Text provided:
========

Marketing Message for Calligra

Pierre Stirnweiss pstirnweiss at googlemail.com
Thu Dec 22 13:28:02 GMT 2011


Perhaps something like:

Calligra Suite applications are built on a very flexible yet powerful
engine. This allows Calligra Suite applications to be developed
specifically for very broad range of devices, in particular to mobile
appliances, as opposed to being merely tweaked and squeezed to fit an
appliance it was never designed to fit to.
This architecture, which to our knowledge is second to none, particularly
in the mobile space, allows Calligra Suite to already be deployed on mobile
devices such as N9,....

 PierreSt

On Thu, Dec 22, 2011 at 2:16 PM, Inge Wallin <inge at lysator.liu.se> wrote:

> On Thursday, December 22, 2011 10:51:18 Cyrille Berger Skott wrote:
> > Hi,
> >
> > Since your message concerns as much the marketing message as the
> website, I
> > have taken the liberty to split my answer in two.
> >
> > Here is the part concerning the marketing message.
> >
> > That is really great and important to start thinking about it. However, I
> > would really like us to avoid any kind of disproportionate exagerating
> > message like "the leader in free mobile office applications". That might
> > be true, to some extent...
>
> This statement is undoubtedly true. Remember that mobile is not just phones
> but also tablets which are normally (always?) included in mobile.  It's
> true
> that Calligra has a few installed applications but it is in fact the *only*
> free office suite which have any mobile users at all.  Hence it's the
> leader.
>
> > First of all calligra does not have a mobile
> > interface, being available on the N9 under the "Harmattan Office UI"
> > (which is still closed source, or did I miss something ?) is more of a
> > victory of the engine, not bad in itself.
>
> Why so specific?  The N900 UI is also mobile and is free.  And the
> community
> has at least one other UI (calligra active) which is aimed at mobile
> devices.
> Of course under all these is the engine which is indeed awesome and
> necessary
> but not sufficient to be the leader in free mobile applications.
>
> > Secondly, and probably more
> > important (and very sadly), Calligra is only available on the N9(xx),
> > which has a market share of a maximum of 0.1%. It is nowhere to be seen
> on
> > a widely spread smartphome platform ie Android (or iPhone or Symbian).
> > Once it is available on Android, saying that we are the "the leader in
> free
> > mobile office applications" will have a strong echo compared to being
> > available on a marginal platform.

========

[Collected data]
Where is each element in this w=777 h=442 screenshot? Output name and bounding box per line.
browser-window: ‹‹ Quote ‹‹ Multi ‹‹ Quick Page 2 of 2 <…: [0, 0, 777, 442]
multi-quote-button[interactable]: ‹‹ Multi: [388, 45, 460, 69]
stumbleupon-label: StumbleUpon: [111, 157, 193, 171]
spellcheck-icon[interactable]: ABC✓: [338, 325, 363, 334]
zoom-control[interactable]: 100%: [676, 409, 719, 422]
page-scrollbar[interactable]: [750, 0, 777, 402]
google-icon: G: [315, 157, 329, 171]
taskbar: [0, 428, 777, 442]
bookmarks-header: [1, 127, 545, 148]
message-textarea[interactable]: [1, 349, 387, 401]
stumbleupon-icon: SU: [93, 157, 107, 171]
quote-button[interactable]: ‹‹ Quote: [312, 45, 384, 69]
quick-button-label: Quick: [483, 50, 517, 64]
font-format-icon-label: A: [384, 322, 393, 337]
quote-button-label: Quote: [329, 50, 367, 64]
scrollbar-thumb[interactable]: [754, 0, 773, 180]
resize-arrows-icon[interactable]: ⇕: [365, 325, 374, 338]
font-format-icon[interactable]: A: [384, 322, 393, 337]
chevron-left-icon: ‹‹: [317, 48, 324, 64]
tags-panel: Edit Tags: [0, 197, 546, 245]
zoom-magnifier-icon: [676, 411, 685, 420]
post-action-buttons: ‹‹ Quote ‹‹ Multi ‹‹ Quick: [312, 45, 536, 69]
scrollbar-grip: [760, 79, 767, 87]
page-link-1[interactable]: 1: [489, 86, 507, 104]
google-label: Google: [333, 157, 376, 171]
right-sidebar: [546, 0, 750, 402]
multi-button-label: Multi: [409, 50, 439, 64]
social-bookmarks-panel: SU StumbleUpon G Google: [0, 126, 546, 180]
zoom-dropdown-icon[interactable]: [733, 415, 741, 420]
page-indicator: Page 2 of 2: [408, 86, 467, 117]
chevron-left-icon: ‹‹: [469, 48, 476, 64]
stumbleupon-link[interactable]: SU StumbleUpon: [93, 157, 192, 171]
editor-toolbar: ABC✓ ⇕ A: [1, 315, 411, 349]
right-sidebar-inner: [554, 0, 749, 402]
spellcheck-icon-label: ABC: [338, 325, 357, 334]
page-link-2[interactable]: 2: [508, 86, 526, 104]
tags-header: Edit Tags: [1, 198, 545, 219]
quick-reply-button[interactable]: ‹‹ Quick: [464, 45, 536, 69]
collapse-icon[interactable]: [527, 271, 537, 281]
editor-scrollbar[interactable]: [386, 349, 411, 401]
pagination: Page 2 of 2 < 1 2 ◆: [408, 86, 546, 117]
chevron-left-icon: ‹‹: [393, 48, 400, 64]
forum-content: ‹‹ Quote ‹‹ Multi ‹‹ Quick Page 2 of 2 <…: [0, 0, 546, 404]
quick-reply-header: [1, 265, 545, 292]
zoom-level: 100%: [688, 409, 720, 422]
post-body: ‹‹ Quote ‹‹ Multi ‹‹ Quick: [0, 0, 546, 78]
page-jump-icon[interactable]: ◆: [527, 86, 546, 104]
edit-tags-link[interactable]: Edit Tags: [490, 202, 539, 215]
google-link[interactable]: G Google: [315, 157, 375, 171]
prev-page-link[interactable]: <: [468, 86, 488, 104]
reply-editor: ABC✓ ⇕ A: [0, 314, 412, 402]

========

Task instructions:
Reproduce the email about Calligra's marketing message word for word, from "Calligra Suite applications are" up to and including "designed to fit to.". These records were taken from a different source than the email about Calligra's marketing message.

Output for this exercise:
Calligra Suite applications are built on a very flexible yet powerful
engine. This allows Calligra Suite applications to be developed
specifically for very broad range of devices, in particular to mobile
appliances, as opposed to being merely tweaked and squeezed to fit an
appliance it was never designed to fit to.